┌────────
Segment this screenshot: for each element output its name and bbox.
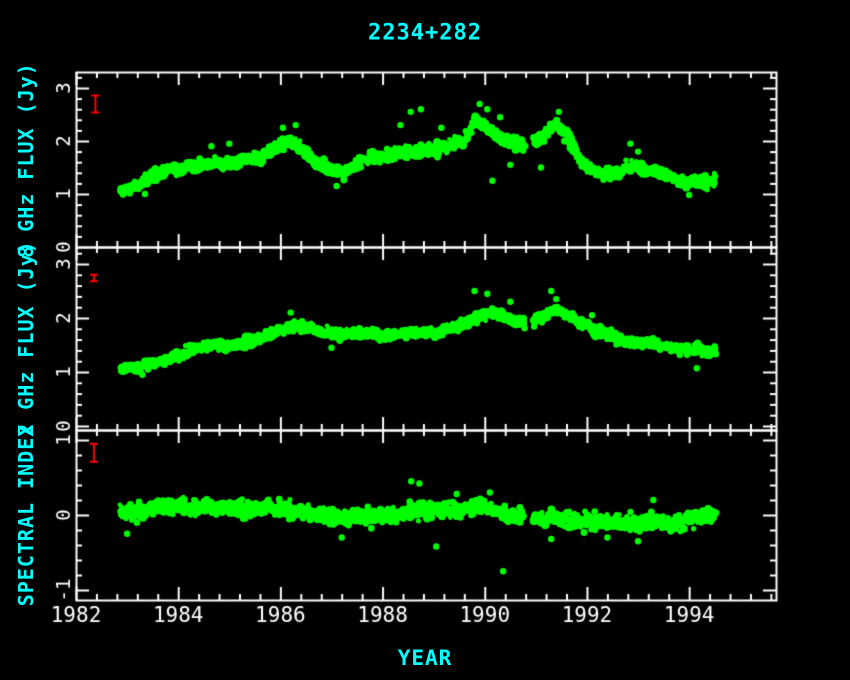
- radio-light-curve-figure: 2234+282 8 GHz FLUX (Jy) 2 GHz FLUX (Jy)…: [0, 0, 850, 680]
- y-axis-label-spectral-index: SPECTRAL INDEX: [14, 424, 38, 607]
- y-axis-label-2ghz: 2 GHz FLUX (Jy): [14, 240, 38, 436]
- y-axis-label-8ghz: 8 GHz FLUX (Jy): [14, 62, 38, 258]
- x-axis-label: YEAR: [398, 646, 453, 670]
- plot-canvas: [0, 0, 850, 680]
- figure-title: 2234+282: [368, 21, 482, 46]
└────────
Lift each line of the entries above out verbatim, leaving the pictures out of your answer.

◆ Output
Segment this screenshot: for each element output its name and bbox.
- radio-light-curve-figure: 2234+282 8 GHz FLUX (Jy) 2 GHz FLUX (Jy)…: [0, 0, 850, 680]
- y-axis-label-spectral-index: SPECTRAL INDEX: [14, 424, 38, 607]
- y-axis-label-2ghz: 2 GHz FLUX (Jy): [14, 240, 38, 436]
- y-axis-label-8ghz: 8 GHz FLUX (Jy): [14, 62, 38, 258]
- x-axis-label: YEAR: [398, 646, 453, 670]
- plot-canvas: [0, 0, 850, 680]
- figure-title: 2234+282: [368, 21, 482, 46]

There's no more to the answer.